◆ **TASK DETAILS**
Take the listing and print it in full, exactly as given.

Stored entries
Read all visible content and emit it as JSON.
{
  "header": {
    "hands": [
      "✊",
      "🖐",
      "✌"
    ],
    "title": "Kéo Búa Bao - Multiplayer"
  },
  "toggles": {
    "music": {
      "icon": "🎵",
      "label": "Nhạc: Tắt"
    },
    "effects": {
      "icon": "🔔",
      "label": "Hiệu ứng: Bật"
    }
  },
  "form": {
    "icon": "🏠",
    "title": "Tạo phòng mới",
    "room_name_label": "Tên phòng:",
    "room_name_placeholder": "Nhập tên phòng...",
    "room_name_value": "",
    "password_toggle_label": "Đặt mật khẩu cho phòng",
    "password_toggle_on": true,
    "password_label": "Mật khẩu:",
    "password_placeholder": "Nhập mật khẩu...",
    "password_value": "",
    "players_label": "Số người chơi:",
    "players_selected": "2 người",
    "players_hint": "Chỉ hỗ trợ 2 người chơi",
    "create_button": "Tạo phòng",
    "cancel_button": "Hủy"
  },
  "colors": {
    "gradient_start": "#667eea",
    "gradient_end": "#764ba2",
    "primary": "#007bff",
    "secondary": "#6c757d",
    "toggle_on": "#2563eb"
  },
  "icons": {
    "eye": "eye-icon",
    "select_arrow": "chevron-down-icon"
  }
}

◆ **SOLVED EXERCISE**
Read all visible content and emit it as JSON.
{
  "header": {
    "hands": [
      "✊",
      "🖐",
      "✌"
    ],
    "title": "Kéo Búa Bao - Multiplayer"
  },
  "toggles": {
    "music": {
      "icon": "🎵",
      "label": "Nhạc: Tắt"
    },
    "effects": {
      "icon": "🔔",
      "label": "Hiệu ứng: Bật"
    }
  },
  "form": {
    "icon": "🏠",
    "title": "Tạo phòng mới",
    "room_name_label": "Tên phòng:",
    "room_name_placeholder": "Nhập tên phòng...",
    "room_name_value": "",
    "password_toggle_label": "Đặt mật khẩu cho phòng",
    "password_toggle_on": true,
    "password_label": "Mật khẩu:",
    "password_placeholder": "Nhập mật khẩu...",
    "password_value": "",
    "players_label": "Số người chơi:",
    "players_selected": "2 người",
    "players_hint": "Chỉ hỗ trợ 2 người chơi",
    "create_button": "Tạo phòng",
    "cancel_button": "Hủy"
  },
  "colors": {
    "gradient_start": "#667eea",
    "gradient_end": "#764ba2",
    "primary": "#007bff",
    "secondary": "#6c757d",
    "toggle_on": "#2563eb"
  },
  "icons": {
    "eye": "eye-icon",
    "select_arrow": "chevron-down-icon"
  }
}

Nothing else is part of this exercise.